### INPUT RECORDS
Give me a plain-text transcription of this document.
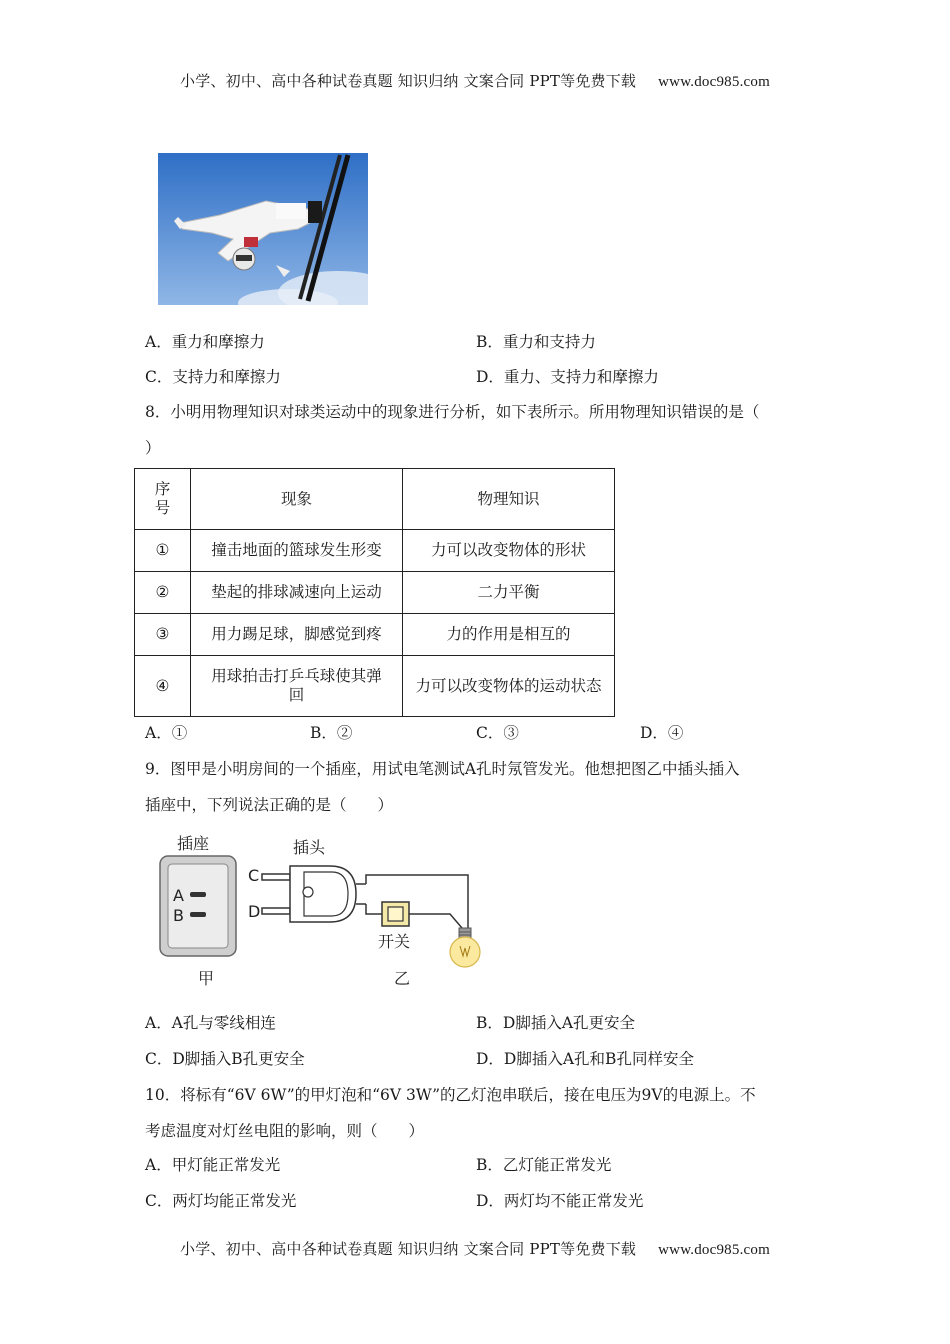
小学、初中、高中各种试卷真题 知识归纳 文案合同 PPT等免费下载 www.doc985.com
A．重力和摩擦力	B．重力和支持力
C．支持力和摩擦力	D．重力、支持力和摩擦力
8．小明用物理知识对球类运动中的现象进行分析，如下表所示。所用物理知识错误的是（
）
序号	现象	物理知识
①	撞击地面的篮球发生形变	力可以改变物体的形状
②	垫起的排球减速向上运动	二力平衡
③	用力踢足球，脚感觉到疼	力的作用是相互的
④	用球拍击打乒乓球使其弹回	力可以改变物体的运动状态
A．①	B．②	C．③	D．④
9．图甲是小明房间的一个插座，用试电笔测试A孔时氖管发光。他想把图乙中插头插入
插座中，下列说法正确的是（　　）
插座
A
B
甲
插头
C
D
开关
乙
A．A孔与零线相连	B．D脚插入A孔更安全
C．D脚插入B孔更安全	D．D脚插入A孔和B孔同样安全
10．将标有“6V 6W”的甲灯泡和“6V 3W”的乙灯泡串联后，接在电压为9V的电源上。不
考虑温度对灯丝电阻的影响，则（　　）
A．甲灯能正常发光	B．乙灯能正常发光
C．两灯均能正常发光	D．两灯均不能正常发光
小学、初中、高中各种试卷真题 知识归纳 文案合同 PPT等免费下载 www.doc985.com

* * *

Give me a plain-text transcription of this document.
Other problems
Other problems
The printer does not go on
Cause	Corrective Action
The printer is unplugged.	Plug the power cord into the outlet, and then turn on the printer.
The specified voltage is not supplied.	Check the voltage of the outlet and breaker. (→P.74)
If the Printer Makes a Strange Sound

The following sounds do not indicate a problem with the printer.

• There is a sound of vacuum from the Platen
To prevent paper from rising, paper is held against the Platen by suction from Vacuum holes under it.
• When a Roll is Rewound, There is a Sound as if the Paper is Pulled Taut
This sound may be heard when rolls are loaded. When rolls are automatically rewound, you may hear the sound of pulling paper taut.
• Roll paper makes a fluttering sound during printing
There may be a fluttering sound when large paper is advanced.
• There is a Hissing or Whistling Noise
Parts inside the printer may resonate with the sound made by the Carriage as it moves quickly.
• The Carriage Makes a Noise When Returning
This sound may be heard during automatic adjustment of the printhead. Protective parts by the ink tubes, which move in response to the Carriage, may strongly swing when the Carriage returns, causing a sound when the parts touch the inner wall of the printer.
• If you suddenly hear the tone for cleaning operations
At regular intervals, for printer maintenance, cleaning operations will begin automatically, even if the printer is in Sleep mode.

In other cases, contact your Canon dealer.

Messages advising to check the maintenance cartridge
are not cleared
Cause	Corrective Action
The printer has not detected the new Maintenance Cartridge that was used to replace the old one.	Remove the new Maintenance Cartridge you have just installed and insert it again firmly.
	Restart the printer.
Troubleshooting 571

### EXERCISE
Your task is to collect every line above that contains the word "outlet".

### EXPECTED ANSWER
The printer is unplugged.	Plug the power cord into the outlet, and then turn on the printer.
The specified voltage is not supplied.	Check the voltage of the outlet and breaker. (→P.74)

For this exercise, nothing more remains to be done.